## Begin Task material

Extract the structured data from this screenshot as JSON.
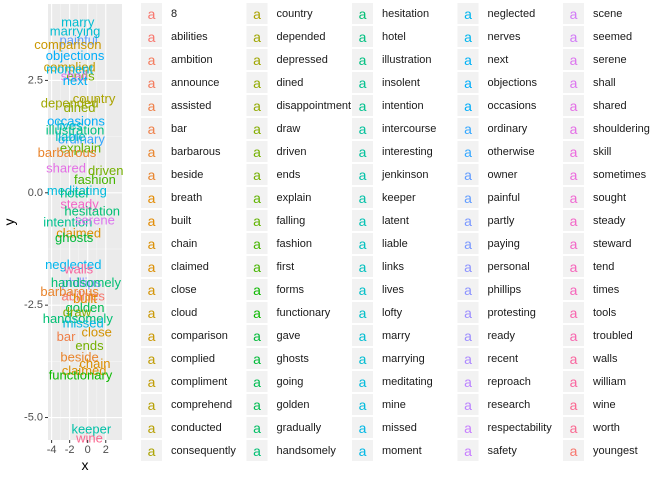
{
  "chart_data": {
    "type": "scatter",
    "mark": "text",
    "xlabel": "x",
    "ylabel": "y",
    "xlim": [
      -4.4,
      3.8
    ],
    "ylim": [
      -5.5,
      4.2
    ],
    "x_ticks": [
      -4,
      -2,
      0,
      2
    ],
    "x_tick_labels": [
      "-4",
      "-2",
      "0",
      "2"
    ],
    "y_ticks": [
      -5.0,
      -2.5,
      0.0,
      2.5
    ],
    "y_tick_labels": [
      "-5.0",
      "-2.5",
      "0.0",
      "2.5"
    ],
    "grid": true,
    "legend_position": "right",
    "legend_key_glyph": "a",
    "legend_columns": 5,
    "legend_rows": 20,
    "labels": [
      "8",
      "abilities",
      "ambition",
      "announce",
      "assisted",
      "bar",
      "barbarous",
      "beside",
      "breath",
      "built",
      "chain",
      "claimed",
      "close",
      "cloud",
      "comparison",
      "complied",
      "compliment",
      "comprehend",
      "conducted",
      "consequently",
      "country",
      "depended",
      "depressed",
      "dined",
      "disappointment",
      "draw",
      "driven",
      "ends",
      "explain",
      "falling",
      "fashion",
      "first",
      "forms",
      "functionary",
      "gave",
      "ghosts",
      "going",
      "golden",
      "gradually",
      "handsomely",
      "hesitation",
      "hotel",
      "illustration",
      "insolent",
      "intention",
      "intercourse",
      "interesting",
      "jenkinson",
      "keeper",
      "latent",
      "liable",
      "links",
      "lives",
      "lofty",
      "marry",
      "marrying",
      "meditating",
      "mine",
      "missed",
      "moment",
      "neglected",
      "nerves",
      "next",
      "objections",
      "occasions",
      "ordinary",
      "otherwise",
      "owner",
      "painful",
      "partly",
      "paying",
      "personal",
      "phillips",
      "protesting",
      "ready",
      "recent",
      "reproach",
      "research",
      "respectability",
      "safety",
      "scene",
      "seemed",
      "serene",
      "shall",
      "shared",
      "shouldering",
      "skill",
      "sometimes",
      "sought",
      "steady",
      "steward",
      "tend",
      "times",
      "tools",
      "troubled",
      "walls",
      "william",
      "wine",
      "worth",
      "youngest"
    ],
    "colors": [
      "#F8766D",
      "#F47A5C",
      "#EF7F48",
      "#E9842C",
      "#E28A00",
      "#DB8E00",
      "#D39200",
      "#CA9700",
      "#C09B00",
      "#B69F00",
      "#ABA300",
      "#9FA600",
      "#92AA00",
      "#84AD00",
      "#74B000",
      "#60B300",
      "#46B500",
      "#0DB800",
      "#00BA38",
      "#00BC51",
      "#00BE63",
      "#00BF73",
      "#00C081",
      "#00C18E",
      "#00C19B",
      "#00C1A7",
      "#00C1B3",
      "#00C0BE",
      "#00BFC8",
      "#00BDD2",
      "#00BBDC",
      "#00B8E5",
      "#00B5EE",
      "#00B1F6",
      "#00ADFA",
      "#35A7FF",
      "#619CFF",
      "#7A98FF",
      "#8C93FF",
      "#9D8EFF",
      "#AD89FF",
      "#BB83FF",
      "#C77DFF",
      "#D279F7",
      "#DC74EF",
      "#E46EE6",
      "#EB6ADD",
      "#F067D2",
      "#F366C7",
      "#F664BB",
      "#F865AE",
      "#F9659F",
      "#FA6790",
      "#F8766D"
    ],
    "points": [
      {
        "label": "marry",
        "x": -1.1,
        "y": 3.8
      },
      {
        "label": "painful",
        "x": -1.0,
        "y": 3.4
      },
      {
        "label": "marrying",
        "x": -1.4,
        "y": 3.6
      },
      {
        "label": "comparison",
        "x": -2.2,
        "y": 3.3
      },
      {
        "label": "objections",
        "x": -1.4,
        "y": 3.05
      },
      {
        "label": "ends",
        "x": -0.8,
        "y": 2.6
      },
      {
        "label": "complied",
        "x": -2.0,
        "y": 2.8
      },
      {
        "label": "shall",
        "x": -1.5,
        "y": 2.6
      },
      {
        "label": "next",
        "x": -1.4,
        "y": 2.5
      },
      {
        "label": "moment",
        "x": -2.0,
        "y": 2.75
      },
      {
        "label": "country",
        "x": 0.7,
        "y": 2.1
      },
      {
        "label": "depended",
        "x": -2.0,
        "y": 2.0
      },
      {
        "label": "dined",
        "x": -0.9,
        "y": 1.9
      },
      {
        "label": "occasions",
        "x": -1.3,
        "y": 1.6
      },
      {
        "label": "lives",
        "x": -2.0,
        "y": 1.5
      },
      {
        "label": "ordinary",
        "x": -0.7,
        "y": 1.2
      },
      {
        "label": "explain",
        "x": -0.8,
        "y": 1.0
      },
      {
        "label": "barbarous",
        "x": -2.3,
        "y": 0.9
      },
      {
        "label": "illustration",
        "x": -1.4,
        "y": 1.4
      },
      {
        "label": "liable",
        "x": -1.9,
        "y": 1.25
      },
      {
        "label": "shared",
        "x": -2.4,
        "y": 0.55
      },
      {
        "label": "fashion",
        "x": 0.8,
        "y": 0.3
      },
      {
        "label": "driven",
        "x": 2.0,
        "y": 0.5
      },
      {
        "label": "meditating",
        "x": -1.2,
        "y": 0.05
      },
      {
        "label": "hotel",
        "x": -1.5,
        "y": 0.0
      },
      {
        "label": "steady",
        "x": -0.9,
        "y": -0.25
      },
      {
        "label": "hesitation",
        "x": 0.5,
        "y": -0.4
      },
      {
        "label": "intention",
        "x": -2.2,
        "y": -0.65
      },
      {
        "label": "claimed",
        "x": -1.0,
        "y": -0.9
      },
      {
        "label": "ghosts",
        "x": -1.5,
        "y": -1.0
      },
      {
        "label": "serene",
        "x": 0.8,
        "y": -0.6
      },
      {
        "label": "neglected",
        "x": -1.6,
        "y": -1.6
      },
      {
        "label": "phillips",
        "x": -0.7,
        "y": -2.0
      },
      {
        "label": "walls",
        "x": -1.0,
        "y": -1.7
      },
      {
        "label": "handsomely",
        "x": -0.2,
        "y": -2.0
      },
      {
        "label": "abilities",
        "x": -0.5,
        "y": -2.3
      },
      {
        "label": "barbarous",
        "x": -2.0,
        "y": -2.2
      },
      {
        "label": "built",
        "x": -0.3,
        "y": -2.35
      },
      {
        "label": "golden",
        "x": -0.3,
        "y": -2.55
      },
      {
        "label": "draw",
        "x": -1.2,
        "y": -2.65
      },
      {
        "label": "handsomely",
        "x": -1.1,
        "y": -2.8
      },
      {
        "label": "missed",
        "x": -0.5,
        "y": -2.9
      },
      {
        "label": "bar",
        "x": -2.4,
        "y": -3.2
      },
      {
        "label": "close",
        "x": 1.0,
        "y": -3.1
      },
      {
        "label": "ends",
        "x": 0.2,
        "y": -3.4
      },
      {
        "label": "beside",
        "x": -0.9,
        "y": -3.65
      },
      {
        "label": "chain",
        "x": 0.8,
        "y": -3.8
      },
      {
        "label": "claimed",
        "x": -0.4,
        "y": -3.95
      },
      {
        "label": "functionary",
        "x": -0.8,
        "y": -4.05
      },
      {
        "label": "keeper",
        "x": 0.4,
        "y": -5.25
      },
      {
        "label": "wine",
        "x": 0.2,
        "y": -5.45
      }
    ]
  }
}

## End Task material

**Stated exercise**:
Transcribe the records above exactly, omitting every picture they contain.

**Response to this exercise**:
Extract the structured data from this screenshot as JSON.
{
  "chart_data": {
    "type": "scatter",
    "mark": "text",
    "xlabel": "x",
    "ylabel": "y",
    "xlim": [
      -4.4,
      3.8
    ],
    "ylim": [
      -5.5,
      4.2
    ],
    "x_ticks": [
      -4,
      -2,
      0,
      2
    ],
    "x_tick_labels": [
      "-4",
      "-2",
      "0",
      "2"
    ],
    "y_ticks": [
      -5.0,
      -2.5,
      0.0,
      2.5
    ],
    "y_tick_labels": [
      "-5.0",
      "-2.5",
      "0.0",
      "2.5"
    ],
    "grid": true,
    "legend_position": "right",
    "legend_key_glyph": "a",
    "legend_columns": 5,
    "legend_rows": 20,
    "labels": [
      "8",
      "abilities",
      "ambition",
      "announce",
      "assisted",
      "bar",
      "barbarous",
      "beside",
      "breath",
      "built",
      "chain",
      "claimed",
      "close",
      "cloud",
      "comparison",
      "complied",
      "compliment",
      "comprehend",
      "conducted",
      "consequently",
      "country",
      "depended",
      "depressed",
      "dined",
      "disappointment",
      "draw",
      "driven",
      "ends",
      "explain",
      "falling",
      "fashion",
      "first",
      "forms",
      "functionary",
      "gave",
      "ghosts",
      "going",
      "golden",
      "gradually",
      "handsomely",
      "hesitation",
      "hotel",
      "illustration",
      "insolent",
      "intention",
      "intercourse",
      "interesting",
      "jenkinson",
      "keeper",
      "latent",
      "liable",
      "links",
      "lives",
      "lofty",
      "marry",
      "marrying",
      "meditating",
      "mine",
      "missed",
      "moment",
      "neglected",
      "nerves",
      "next",
      "objections",
      "occasions",
      "ordinary",
      "otherwise",
      "owner",
      "painful",
      "partly",
      "paying",
      "personal",
      "phillips",
      "protesting",
      "ready",
      "recent",
      "reproach",
      "research",
      "respectability",
      "safety",
      "scene",
      "seemed",
      "serene",
      "shall",
      "shared",
      "shouldering",
      "skill",
      "sometimes",
      "sought",
      "steady",
      "steward",
      "tend",
      "times",
      "tools",
      "troubled",
      "walls",
      "william",
      "wine",
      "worth",
      "youngest"
    ],
    "colors": [
      "#F8766D",
      "#F47A5C",
      "#EF7F48",
      "#E9842C",
      "#E28A00",
      "#DB8E00",
      "#D39200",
      "#CA9700",
      "#C09B00",
      "#B69F00",
      "#ABA300",
      "#9FA600",
      "#92AA00",
      "#84AD00",
      "#74B000",
      "#60B300",
      "#46B500",
      "#0DB800",
      "#00BA38",
      "#00BC51",
      "#00BE63",
      "#00BF73",
      "#00C081",
      "#00C18E",
      "#00C19B",
      "#00C1A7",
      "#00C1B3",
      "#00C0BE",
      "#00BFC8",
      "#00BDD2",
      "#00BBDC",
      "#00B8E5",
      "#00B5EE",
      "#00B1F6",
      "#00ADFA",
      "#35A7FF",
      "#619CFF",
      "#7A98FF",
      "#8C93FF",
      "#9D8EFF",
      "#AD89FF",
      "#BB83FF",
      "#C77DFF",
      "#D279F7",
      "#DC74EF",
      "#E46EE6",
      "#EB6ADD",
      "#F067D2",
      "#F366C7",
      "#F664BB",
      "#F865AE",
      "#F9659F",
      "#FA6790",
      "#F8766D"
    ],
    "points": [
      {
        "label": "marry",
        "x": -1.1,
        "y": 3.8
      },
      {
        "label": "painful",
        "x": -1.0,
        "y": 3.4
      },
      {
        "label": "marrying",
        "x": -1.4,
        "y": 3.6
      },
      {
        "label": "comparison",
        "x": -2.2,
        "y": 3.3
      },
      {
        "label": "objections",
        "x": -1.4,
        "y": 3.05
      },
      {
        "label": "ends",
        "x": -0.8,
        "y": 2.6
      },
      {
        "label": "complied",
        "x": -2.0,
        "y": 2.8
      },
      {
        "label": "shall",
        "x": -1.5,
        "y": 2.6
      },
      {
        "label": "next",
        "x": -1.4,
        "y": 2.5
      },
      {
        "label": "moment",
        "x": -2.0,
        "y": 2.75
      },
      {
        "label": "country",
        "x": 0.7,
        "y": 2.1
      },
      {
        "label": "depended",
        "x": -2.0,
        "y": 2.0
      },
      {
        "label": "dined",
        "x": -0.9,
        "y": 1.9
      },
      {
        "label": "occasions",
        "x": -1.3,
        "y": 1.6
      },
      {
        "label": "lives",
        "x": -2.0,
        "y": 1.5
      },
      {
        "label": "ordinary",
        "x": -0.7,
        "y": 1.2
      },
      {
        "label": "explain",
        "x": -0.8,
        "y": 1.0
      },
      {
        "label": "barbarous",
        "x": -2.3,
        "y": 0.9
      },
      {
        "label": "illustration",
        "x": -1.4,
        "y": 1.4
      },
      {
        "label": "liable",
        "x": -1.9,
        "y": 1.25
      },
      {
        "label": "shared",
        "x": -2.4,
        "y": 0.55
      },
      {
        "label": "fashion",
        "x": 0.8,
        "y": 0.3
      },
      {
        "label": "driven",
        "x": 2.0,
        "y": 0.5
      },
      {
        "label": "meditating",
        "x": -1.2,
        "y": 0.05
      },
      {
        "label": "hotel",
        "x": -1.5,
        "y": 0.0
      },
      {
        "label": "steady",
        "x": -0.9,
        "y": -0.25
      },
      {
        "label": "hesitation",
        "x": 0.5,
        "y": -0.4
      },
      {
        "label": "intention",
        "x": -2.2,
        "y": -0.65
      },
      {
        "label": "claimed",
        "x": -1.0,
        "y": -0.9
      },
      {
        "label": "ghosts",
        "x": -1.5,
        "y": -1.0
      },
      {
        "label": "serene",
        "x": 0.8,
        "y": -0.6
      },
      {
        "label": "neglected",
        "x": -1.6,
        "y": -1.6
      },
      {
        "label": "phillips",
        "x": -0.7,
        "y": -2.0
      },
      {
        "label": "walls",
        "x": -1.0,
        "y": -1.7
      },
      {
        "label": "handsomely",
        "x": -0.2,
        "y": -2.0
      },
      {
        "label": "abilities",
        "x": -0.5,
        "y": -2.3
      },
      {
        "label": "barbarous",
        "x": -2.0,
        "y": -2.2
      },
      {
        "label": "built",
        "x": -0.3,
        "y": -2.35
      },
      {
        "label": "golden",
        "x": -0.3,
        "y": -2.55
      },
      {
        "label": "draw",
        "x": -1.2,
        "y": -2.65
      },
      {
        "label": "handsomely",
        "x": -1.1,
        "y": -2.8
      },
      {
        "label": "missed",
        "x": -0.5,
        "y": -2.9
      },
      {
        "label": "bar",
        "x": -2.4,
        "y": -3.2
      },
      {
        "label": "close",
        "x": 1.0,
        "y": -3.1
      },
      {
        "label": "ends",
        "x": 0.2,
        "y": -3.4
      },
      {
        "label": "beside",
        "x": -0.9,
        "y": -3.65
      },
      {
        "label": "chain",
        "x": 0.8,
        "y": -3.8
      },
      {
        "label": "claimed",
        "x": -0.4,
        "y": -3.95
      },
      {
        "label": "functionary",
        "x": -0.8,
        "y": -4.05
      },
      {
        "label": "keeper",
        "x": 0.4,
        "y": -5.25
      },
      {
        "label": "wine",
        "x": 0.2,
        "y": -5.45
      }
    ]
  }
}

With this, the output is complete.